Data for this exercise Block Start
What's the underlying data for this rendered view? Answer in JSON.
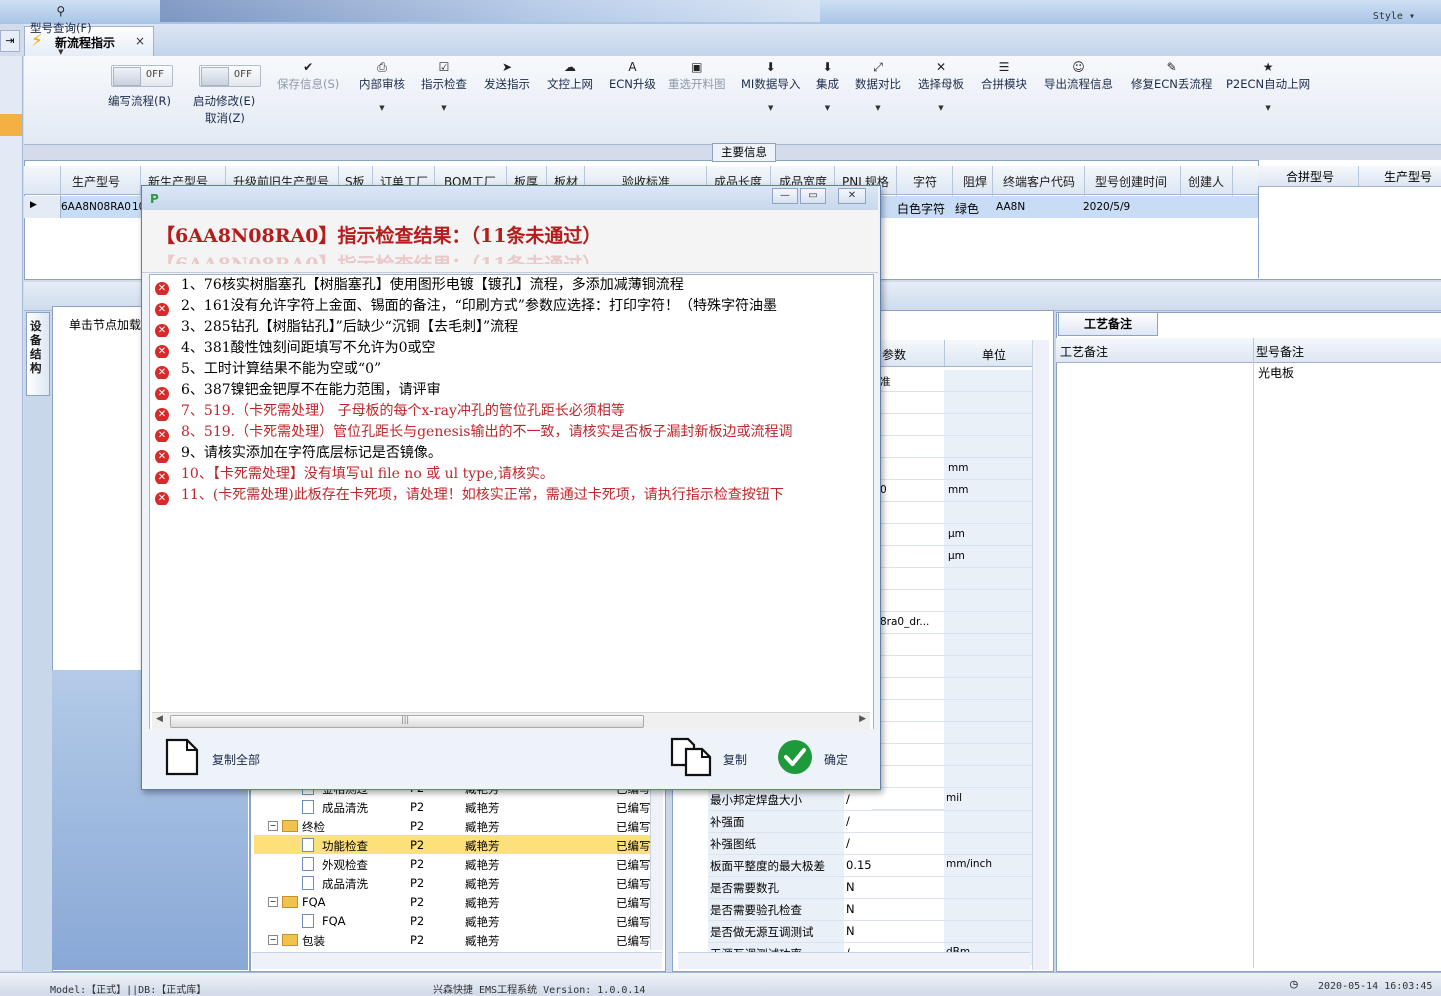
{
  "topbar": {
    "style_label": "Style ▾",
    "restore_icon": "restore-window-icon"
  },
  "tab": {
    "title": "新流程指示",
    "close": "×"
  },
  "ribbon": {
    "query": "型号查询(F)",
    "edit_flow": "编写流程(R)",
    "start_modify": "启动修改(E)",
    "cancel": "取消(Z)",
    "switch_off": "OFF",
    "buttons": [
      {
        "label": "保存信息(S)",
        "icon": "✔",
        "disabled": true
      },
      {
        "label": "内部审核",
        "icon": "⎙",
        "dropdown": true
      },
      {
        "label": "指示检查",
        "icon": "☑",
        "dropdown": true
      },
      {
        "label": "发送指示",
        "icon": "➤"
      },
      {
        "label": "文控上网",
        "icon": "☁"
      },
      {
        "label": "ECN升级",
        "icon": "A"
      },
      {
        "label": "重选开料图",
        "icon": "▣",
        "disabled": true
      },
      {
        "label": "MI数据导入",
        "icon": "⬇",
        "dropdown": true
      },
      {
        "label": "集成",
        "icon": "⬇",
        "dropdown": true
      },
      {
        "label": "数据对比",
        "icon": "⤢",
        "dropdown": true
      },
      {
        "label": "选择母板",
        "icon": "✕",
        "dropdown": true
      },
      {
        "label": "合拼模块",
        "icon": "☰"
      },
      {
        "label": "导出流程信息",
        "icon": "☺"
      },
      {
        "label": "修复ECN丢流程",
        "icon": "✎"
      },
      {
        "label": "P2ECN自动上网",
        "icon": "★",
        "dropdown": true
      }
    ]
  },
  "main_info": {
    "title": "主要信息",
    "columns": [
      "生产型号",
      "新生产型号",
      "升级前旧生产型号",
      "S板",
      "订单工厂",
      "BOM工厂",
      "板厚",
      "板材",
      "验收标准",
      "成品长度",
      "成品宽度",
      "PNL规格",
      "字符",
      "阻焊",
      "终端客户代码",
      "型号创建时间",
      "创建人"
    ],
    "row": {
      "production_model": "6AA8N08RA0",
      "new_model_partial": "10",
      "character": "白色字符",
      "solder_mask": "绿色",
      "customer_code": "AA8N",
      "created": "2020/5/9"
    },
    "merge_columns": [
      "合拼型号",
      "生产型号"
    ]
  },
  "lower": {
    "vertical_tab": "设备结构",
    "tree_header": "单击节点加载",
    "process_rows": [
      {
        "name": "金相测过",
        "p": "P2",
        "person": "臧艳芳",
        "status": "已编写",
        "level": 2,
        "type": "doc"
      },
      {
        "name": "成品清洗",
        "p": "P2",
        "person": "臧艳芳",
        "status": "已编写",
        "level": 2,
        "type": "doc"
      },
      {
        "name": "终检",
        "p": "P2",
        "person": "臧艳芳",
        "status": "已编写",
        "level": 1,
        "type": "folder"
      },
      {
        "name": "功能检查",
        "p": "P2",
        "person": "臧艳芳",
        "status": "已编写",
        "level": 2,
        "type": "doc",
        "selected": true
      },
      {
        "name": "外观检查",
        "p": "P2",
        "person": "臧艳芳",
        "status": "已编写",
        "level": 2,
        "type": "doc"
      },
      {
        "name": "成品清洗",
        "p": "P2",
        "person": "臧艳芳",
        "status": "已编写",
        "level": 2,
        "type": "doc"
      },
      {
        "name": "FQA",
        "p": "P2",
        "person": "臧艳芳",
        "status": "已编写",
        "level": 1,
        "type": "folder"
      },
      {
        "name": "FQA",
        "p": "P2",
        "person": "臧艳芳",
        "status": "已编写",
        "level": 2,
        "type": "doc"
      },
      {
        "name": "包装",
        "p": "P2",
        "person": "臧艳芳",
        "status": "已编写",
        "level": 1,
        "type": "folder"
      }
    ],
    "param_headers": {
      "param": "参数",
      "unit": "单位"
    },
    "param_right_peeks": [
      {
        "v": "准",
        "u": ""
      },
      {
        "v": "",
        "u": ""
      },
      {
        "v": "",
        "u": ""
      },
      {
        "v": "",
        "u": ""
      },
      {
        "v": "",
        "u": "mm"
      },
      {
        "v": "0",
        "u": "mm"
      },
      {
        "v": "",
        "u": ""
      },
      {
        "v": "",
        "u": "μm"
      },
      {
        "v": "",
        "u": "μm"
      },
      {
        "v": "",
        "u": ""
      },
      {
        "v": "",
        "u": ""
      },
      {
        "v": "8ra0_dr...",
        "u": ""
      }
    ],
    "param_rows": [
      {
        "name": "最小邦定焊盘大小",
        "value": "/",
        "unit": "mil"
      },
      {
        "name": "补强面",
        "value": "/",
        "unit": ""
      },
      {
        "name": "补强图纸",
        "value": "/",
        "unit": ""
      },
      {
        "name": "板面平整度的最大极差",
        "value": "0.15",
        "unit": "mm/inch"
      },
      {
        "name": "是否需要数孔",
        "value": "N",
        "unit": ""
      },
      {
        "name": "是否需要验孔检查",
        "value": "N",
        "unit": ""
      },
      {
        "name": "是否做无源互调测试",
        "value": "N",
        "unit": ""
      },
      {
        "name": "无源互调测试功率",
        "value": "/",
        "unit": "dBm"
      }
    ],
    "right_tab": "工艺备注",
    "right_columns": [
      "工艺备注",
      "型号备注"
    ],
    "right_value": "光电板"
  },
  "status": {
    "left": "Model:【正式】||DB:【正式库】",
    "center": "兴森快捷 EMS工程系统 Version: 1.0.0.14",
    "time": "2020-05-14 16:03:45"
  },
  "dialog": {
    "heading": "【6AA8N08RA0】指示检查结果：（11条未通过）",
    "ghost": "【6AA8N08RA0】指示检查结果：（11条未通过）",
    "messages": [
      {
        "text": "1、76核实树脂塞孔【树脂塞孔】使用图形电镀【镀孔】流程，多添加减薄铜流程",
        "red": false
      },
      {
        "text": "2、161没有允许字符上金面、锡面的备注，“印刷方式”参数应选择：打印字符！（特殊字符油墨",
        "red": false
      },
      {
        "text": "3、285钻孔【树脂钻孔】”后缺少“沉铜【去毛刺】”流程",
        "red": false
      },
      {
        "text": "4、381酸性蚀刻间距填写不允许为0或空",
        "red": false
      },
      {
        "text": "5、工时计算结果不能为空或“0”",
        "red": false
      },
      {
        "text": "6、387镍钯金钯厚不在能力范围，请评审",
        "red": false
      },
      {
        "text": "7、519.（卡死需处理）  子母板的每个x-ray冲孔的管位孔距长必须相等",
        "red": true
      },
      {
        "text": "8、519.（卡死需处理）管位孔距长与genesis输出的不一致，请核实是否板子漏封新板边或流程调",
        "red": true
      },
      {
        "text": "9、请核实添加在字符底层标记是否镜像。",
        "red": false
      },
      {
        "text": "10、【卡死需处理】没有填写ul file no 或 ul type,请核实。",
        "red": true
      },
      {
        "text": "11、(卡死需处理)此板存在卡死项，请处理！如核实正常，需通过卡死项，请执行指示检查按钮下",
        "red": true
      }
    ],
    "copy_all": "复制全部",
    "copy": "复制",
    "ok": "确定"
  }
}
Data for this exercise Block End
Data for this exercise Block Start
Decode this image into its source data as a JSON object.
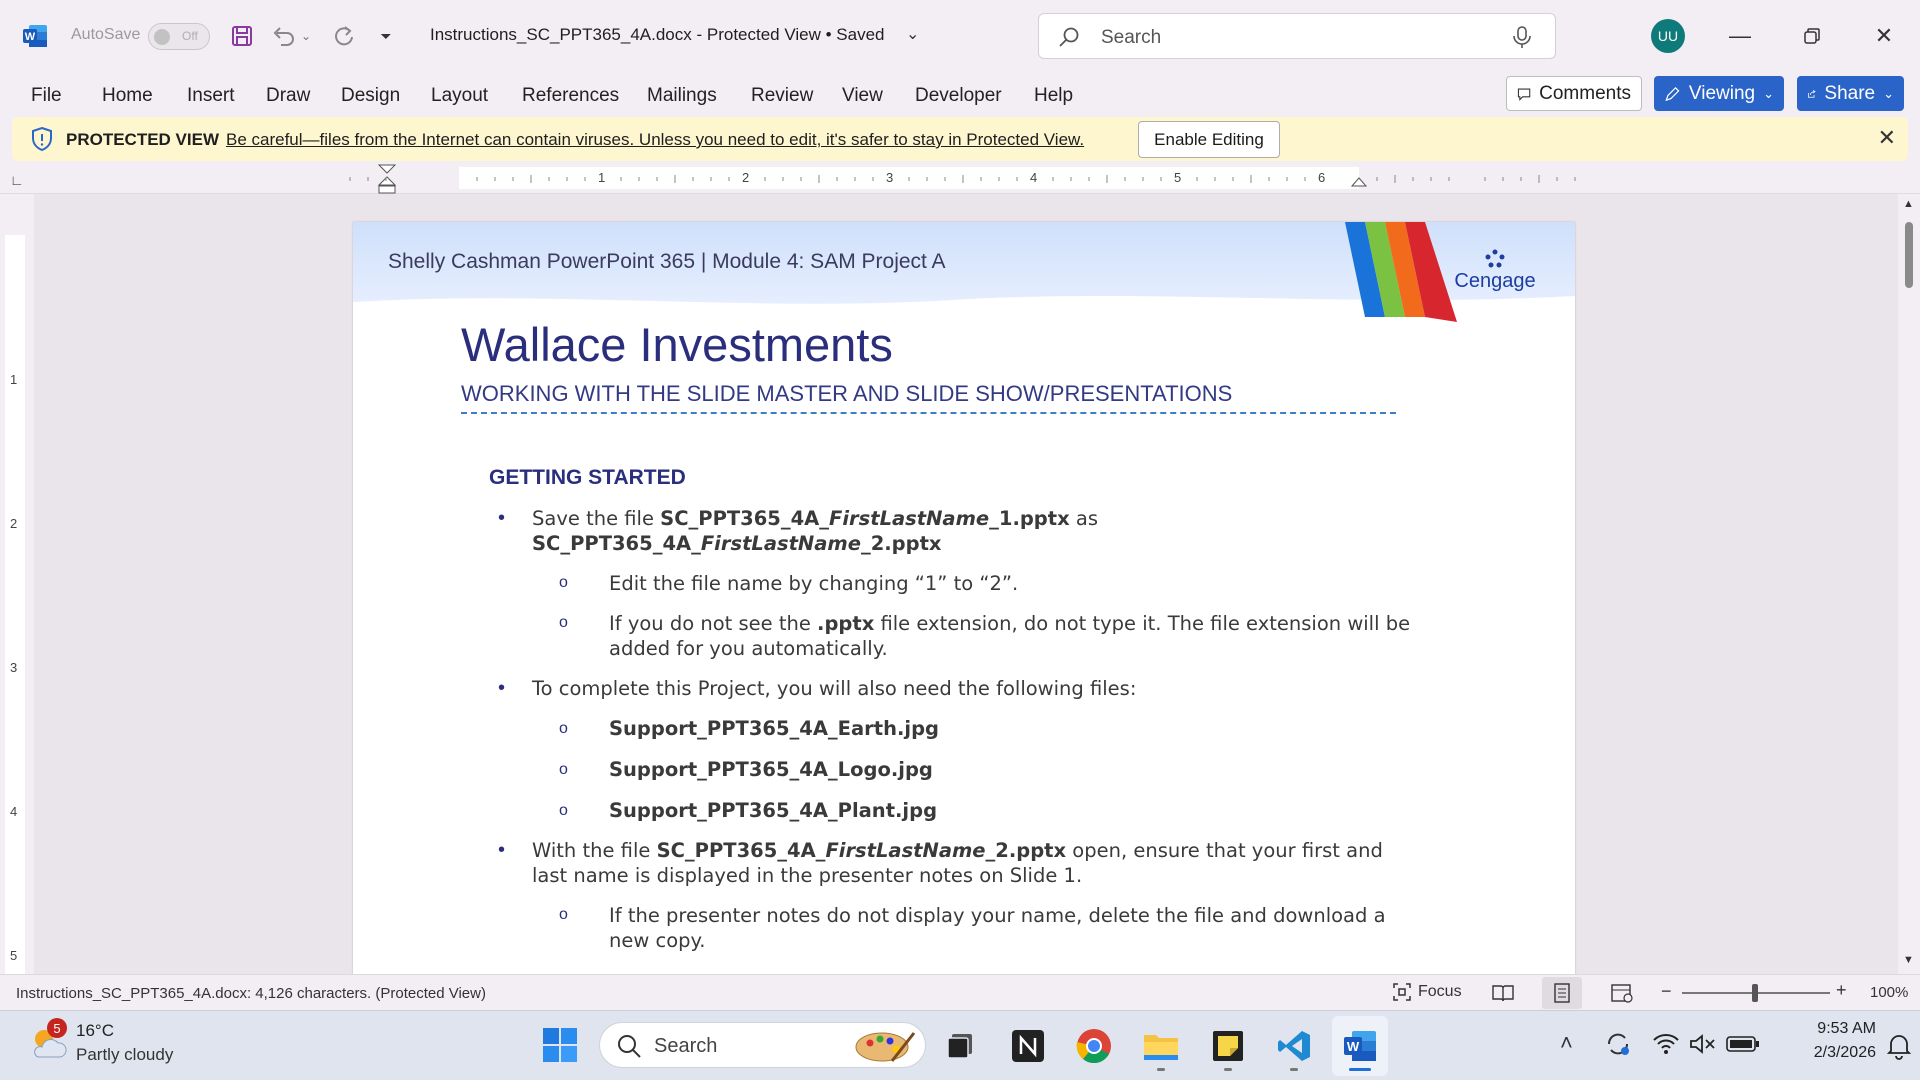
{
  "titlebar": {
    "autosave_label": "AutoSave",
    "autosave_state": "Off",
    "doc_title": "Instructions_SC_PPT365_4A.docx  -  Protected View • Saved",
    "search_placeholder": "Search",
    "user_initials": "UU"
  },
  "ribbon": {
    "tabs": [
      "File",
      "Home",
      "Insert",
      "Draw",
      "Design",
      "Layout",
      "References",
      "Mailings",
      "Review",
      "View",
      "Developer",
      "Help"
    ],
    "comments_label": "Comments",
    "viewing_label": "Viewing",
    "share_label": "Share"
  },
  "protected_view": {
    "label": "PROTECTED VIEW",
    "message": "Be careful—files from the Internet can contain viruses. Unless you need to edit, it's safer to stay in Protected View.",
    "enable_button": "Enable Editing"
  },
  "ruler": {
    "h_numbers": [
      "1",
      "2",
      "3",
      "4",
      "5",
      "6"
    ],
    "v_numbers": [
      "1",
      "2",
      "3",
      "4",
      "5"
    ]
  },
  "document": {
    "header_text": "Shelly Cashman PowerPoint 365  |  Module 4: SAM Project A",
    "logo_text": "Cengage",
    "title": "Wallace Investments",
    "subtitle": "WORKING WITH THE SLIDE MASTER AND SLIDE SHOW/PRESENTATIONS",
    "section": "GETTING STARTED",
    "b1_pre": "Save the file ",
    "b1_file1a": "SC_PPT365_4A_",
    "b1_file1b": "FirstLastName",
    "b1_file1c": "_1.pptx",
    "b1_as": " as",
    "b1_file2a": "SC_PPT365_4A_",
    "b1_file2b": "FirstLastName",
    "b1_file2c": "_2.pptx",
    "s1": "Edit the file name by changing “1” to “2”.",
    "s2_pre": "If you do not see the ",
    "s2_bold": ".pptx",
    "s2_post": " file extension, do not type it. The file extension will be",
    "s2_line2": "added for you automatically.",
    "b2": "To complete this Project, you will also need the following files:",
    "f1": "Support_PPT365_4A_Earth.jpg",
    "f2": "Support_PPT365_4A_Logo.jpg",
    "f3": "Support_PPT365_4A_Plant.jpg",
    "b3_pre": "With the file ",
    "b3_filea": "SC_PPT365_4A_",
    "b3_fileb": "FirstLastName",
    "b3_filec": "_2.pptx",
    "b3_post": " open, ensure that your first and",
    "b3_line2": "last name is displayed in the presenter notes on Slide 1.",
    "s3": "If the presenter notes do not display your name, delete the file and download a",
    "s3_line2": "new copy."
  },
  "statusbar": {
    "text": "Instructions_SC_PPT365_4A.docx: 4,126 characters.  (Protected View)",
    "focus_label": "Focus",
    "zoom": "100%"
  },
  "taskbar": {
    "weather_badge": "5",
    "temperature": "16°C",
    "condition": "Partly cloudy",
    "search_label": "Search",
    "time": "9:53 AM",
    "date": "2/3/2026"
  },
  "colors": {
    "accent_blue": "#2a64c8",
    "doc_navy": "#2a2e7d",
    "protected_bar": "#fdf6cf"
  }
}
Data for this exercise Block End
Data for this exercise Block Start
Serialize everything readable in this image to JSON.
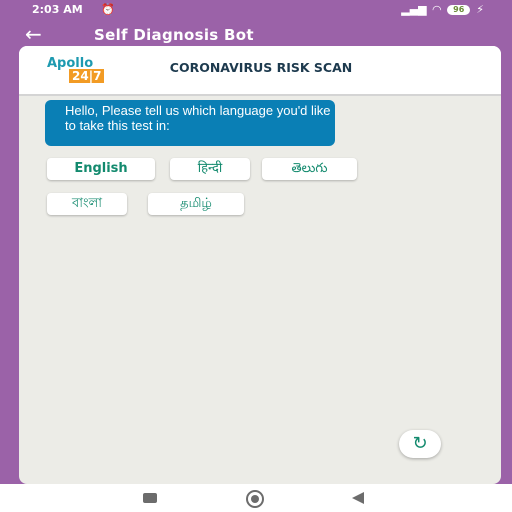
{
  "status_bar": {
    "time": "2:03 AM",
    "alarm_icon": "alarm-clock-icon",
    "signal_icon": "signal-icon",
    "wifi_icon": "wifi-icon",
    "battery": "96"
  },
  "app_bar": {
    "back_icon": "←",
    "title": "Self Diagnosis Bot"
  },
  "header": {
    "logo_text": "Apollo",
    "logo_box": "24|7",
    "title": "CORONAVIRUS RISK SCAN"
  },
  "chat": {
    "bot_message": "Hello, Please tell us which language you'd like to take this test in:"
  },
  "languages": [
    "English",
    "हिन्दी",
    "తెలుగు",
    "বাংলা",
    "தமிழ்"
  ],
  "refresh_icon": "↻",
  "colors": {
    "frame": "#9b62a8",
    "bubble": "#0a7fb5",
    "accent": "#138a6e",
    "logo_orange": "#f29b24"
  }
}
Data for this exercise Block End
◆ **How to complete this task**:
Find the lines above that include the string "pptx" and copy them.

◆ **Solved problem**:
    "b1_file1c": "_1.pptx",
    "b1_file2c": "_2.pptx",
    "s2_bold": ".pptx",
    "b3_filec": "_2.pptx",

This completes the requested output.